> **YOUR GOAL**
Pictures in the records should not be copied, but every other part must be repeated exactly.

**** INPUT DATA

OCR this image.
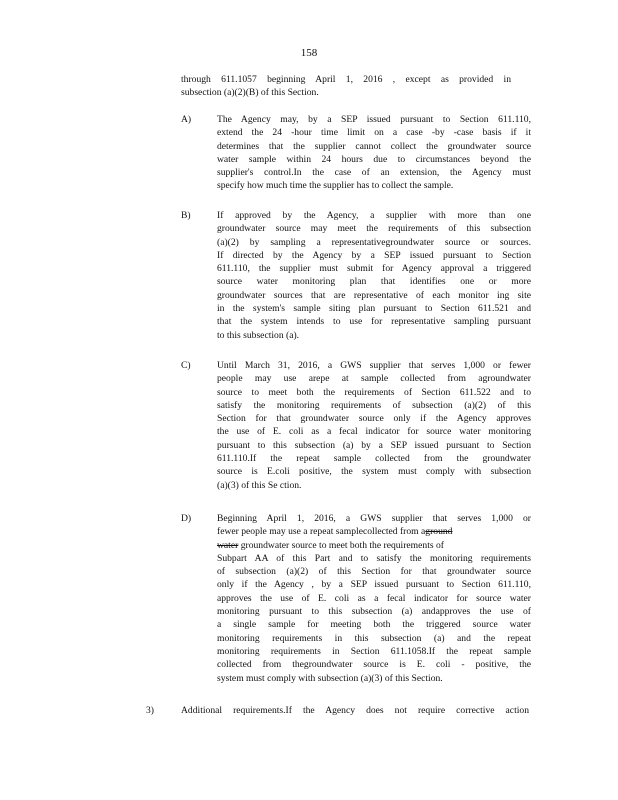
158
through 611.1057 beginning April 1, 2016 , except as provided in
subsection (a)(2)(B) of this Section.
A)	The Agency may, by a SEP issued pursuant to Section 611.110,
extend the 24 -hour time limit on a case -by -case basis if it
determines that the supplier cannot collect the groundwater source
water sample within 24 hours due to circumstances beyond the
supplier's control.In the case of an extension, the Agency must
specify how much time the supplier has to collect the sample.
B)	If approved by the Agency, a supplier with more than one
groundwater source may meet the requirements of this subsection
(a)(2) by sampling a representativegroundwater source or sources.
If directed by the Agency by a SEP issued pursuant to Section
611.110, the supplier must submit for Agency approval a triggered
source water monitoring plan that identifies one or more
groundwater sources that are representative of each monitor ing site
in the system's sample siting plan pursuant to Section 611.521 and
that the system intends to use for representative sampling pursuant
to this subsection (a).
C)	Until March 31, 2016, a GWS supplier that serves 1,000 or fewer
people may use arepe at sample collected from agroundwater
source to meet both the requirements of Section 611.522 and to
satisfy the monitoring requirements of subsection (a)(2) of this
Section for that groundwater source only if the Agency approves
the use of E. coli as a fecal indicator for source water monitoring
pursuant to this subsection (a) by a SEP issued pursuant to Section
611.110.If the repeat sample collected from the groundwater
source is E.coli positive, the system must comply with subsection
(a)(3) of this Se ction.
D)	Beginning April 1, 2016, a GWS supplier that serves 1,000 or
fewer people may use a repeat samplecollected from aground
water groundwater source to meet both the requirements of
Subpart AA of this Part and to satisfy the monitoring requirements
of subsection (a)(2) of this Section for that groundwater source
only if the Agency , by a SEP issued pursuant to Section 611.110,
approves the use of E. coli as a fecal indicator for source water
monitoring pursuant to this subsection (a) andapproves the use of
a single sample for meeting both the triggered source water
monitoring requirements in this subsection (a) and the repeat
monitoring requirements in Section 611.1058.If the repeat sample
collected from thegroundwater source is E. coli - positive, the
system must comply with subsection (a)(3) of this Section.
3)	Additional requirements.If the Agency does not require corrective action
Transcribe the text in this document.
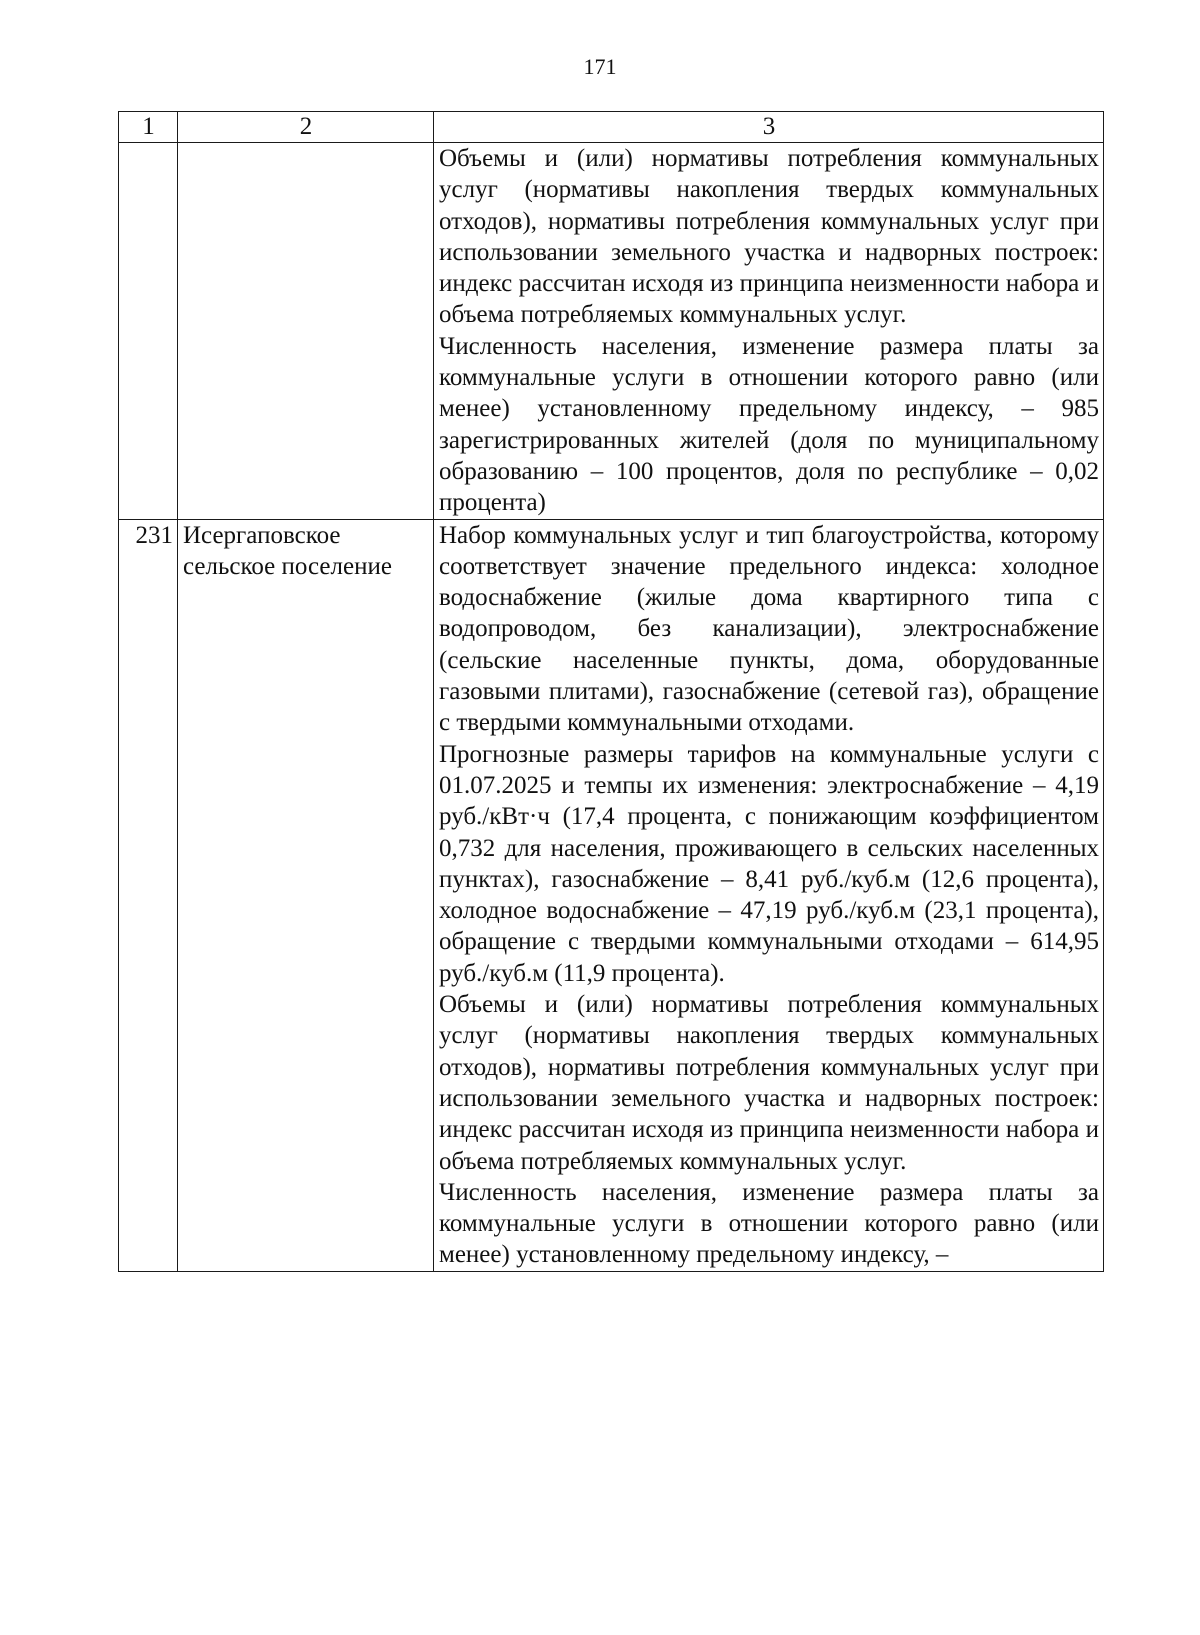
171
1	2	3

		Объемы и (или) нормативы потребления коммунальных услуг (нормативы накопления твердых коммунальных отходов), нормативы потребления коммунальных услуг при использовании земельного участка и надворных построек: индекс рассчитан исходя из принципа неизменности набора и объема потребляемых коммунальных услуг.

Численность населения, изменение размера платы за коммунальные услуги в отношении которого равно (или менее) установленному предельному индексу, – 985 зарегистрированных жителей (доля по муниципальному образованию – 100 процентов, доля по республике – 0,02 процента)

231	Исергаповское сельское поселение	Набор коммунальных услуг и тип благоустройства, которому соответствует значение предельного индекса: холодное водоснабжение (жилые дома квартирного типа с водопроводом, без канализации), электроснабжение (сельские населенные пункты, дома, оборудованные газовыми плитами), газоснабжение (сетевой газ), обращение с твердыми коммунальными отходами.

Прогнозные размеры тарифов на коммунальные услуги с 01.07.2025 и темпы их изменения: электроснабжение – 4,19 руб./кВт·ч (17,4 процента, с понижающим коэффициентом 0,732 для населения, проживающего в сельских населенных пунктах), газоснабжение – 8,41 руб./куб.м (12,6 процента), холодное водоснабжение – 47,19 руб./куб.м (23,1 процента), обращение с твердыми коммунальными отходами – 614,95 руб./куб.м (11,9 процента).

Объемы и (или) нормативы потребления коммунальных услуг (нормативы накопления твердых коммунальных отходов), нормативы потребления коммунальных услуг при использовании земельного участка и надворных построек: индекс рассчитан исходя из принципа неизменности набора и объема потребляемых коммунальных услуг.

Численность населения, изменение размера платы за коммунальные услуги в отношении которого равно (или менее) установленному предельному индексу, –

********

> **OUTPUT OF THE EXERCISE**
OCR this image.
158
through 611.1057 beginning April 1, 2016 , except as provided in
subsection (a)(2)(B) of this Section.
A)	The Agency may, by a SEP issued pursuant to Section 611.110,
extend the 24 -hour time limit on a case -by -case basis if it
determines that the supplier cannot collect the groundwater source
water sample within 24 hours due to circumstances beyond the
supplier's control.In the case of an extension, the Agency must
specify how much time the supplier has to collect the sample.
B)	If approved by the Agency, a supplier with more than one
groundwater source may meet the requirements of this subsection
(a)(2) by sampling a representativegroundwater source or sources.
If directed by the Agency by a SEP issued pursuant to Section
611.110, the supplier must submit for Agency approval a triggered
source water monitoring plan that identifies one or more
groundwater sources that are representative of each monitor ing site
in the system's sample siting plan pursuant to Section 611.521 and
that the system intends to use for representative sampling pursuant
to this subsection (a).
C)	Until March 31, 2016, a GWS supplier that serves 1,000 or fewer
people may use arepe at sample collected from agroundwater
source to meet both the requirements of Section 611.522 and to
satisfy the monitoring requirements of subsection (a)(2) of this
Section for that groundwater source only if the Agency approves
the use of E. coli as a fecal indicator for source water monitoring
pursuant to this subsection (a) by a SEP issued pursuant to Section
611.110.If the repeat sample collected from the groundwater
source is E.coli positive, the system must comply with subsection
(a)(3) of this Se ction.
D)	Beginning April 1, 2016, a GWS supplier that serves 1,000 or
fewer people may use a repeat samplecollected from aground
water groundwater source to meet both the requirements of
Subpart AA of this Part and to satisfy the monitoring requirements
of subsection (a)(2) of this Section for that groundwater source
only if the Agency , by a SEP issued pursuant to Section 611.110,
approves the use of E. coli as a fecal indicator for source water
monitoring pursuant to this subsection (a) andapproves the use of
a single sample for meeting both the triggered source water
monitoring requirements in this subsection (a) and the repeat
monitoring requirements in Section 611.1058.If the repeat sample
collected from thegroundwater source is E. coli - positive, the
system must comply with subsection (a)(3) of this Section.
3)	Additional requirements.If the Agency does not require corrective action
Transcribe the text in this document.
171
1	2	3

		Объемы и (или) нормативы потребления коммунальных услуг (нормативы накопления твердых коммунальных отходов), нормативы потребления коммунальных услуг при использовании земельного участка и надворных построек: индекс рассчитан исходя из принципа неизменности набора и объема потребляемых коммунальных услуг.

Численность населения, изменение размера платы за коммунальные услуги в отношении которого равно (или менее) установленному предельному индексу, – 985 зарегистрированных жителей (доля по муниципальному образованию – 100 процентов, доля по республике – 0,02 процента)

231	Исергаповское сельское поселение	Набор коммунальных услуг и тип благоустройства, которому соответствует значение предельного индекса: холодное водоснабжение (жилые дома квартирного типа с водопроводом, без канализации), электроснабжение (сельские населенные пункты, дома, оборудованные газовыми плитами), газоснабжение (сетевой газ), обращение с твердыми коммунальными отходами.

Прогнозные размеры тарифов на коммунальные услуги с 01.07.2025 и темпы их изменения: электроснабжение – 4,19 руб./кВт·ч (17,4 процента, с понижающим коэффициентом 0,732 для населения, проживающего в сельских населенных пунктах), газоснабжение – 8,41 руб./куб.м (12,6 процента), холодное водоснабжение – 47,19 руб./куб.м (23,1 процента), обращение с твердыми коммунальными отходами – 614,95 руб./куб.м (11,9 процента).

Объемы и (или) нормативы потребления коммунальных услуг (нормативы накопления твердых коммунальных отходов), нормативы потребления коммунальных услуг при использовании земельного участка и надворных построек: индекс рассчитан исходя из принципа неизменности набора и объема потребляемых коммунальных услуг.

Численность населения, изменение размера платы за коммунальные услуги в отношении которого равно (или менее) установленному предельному индексу, –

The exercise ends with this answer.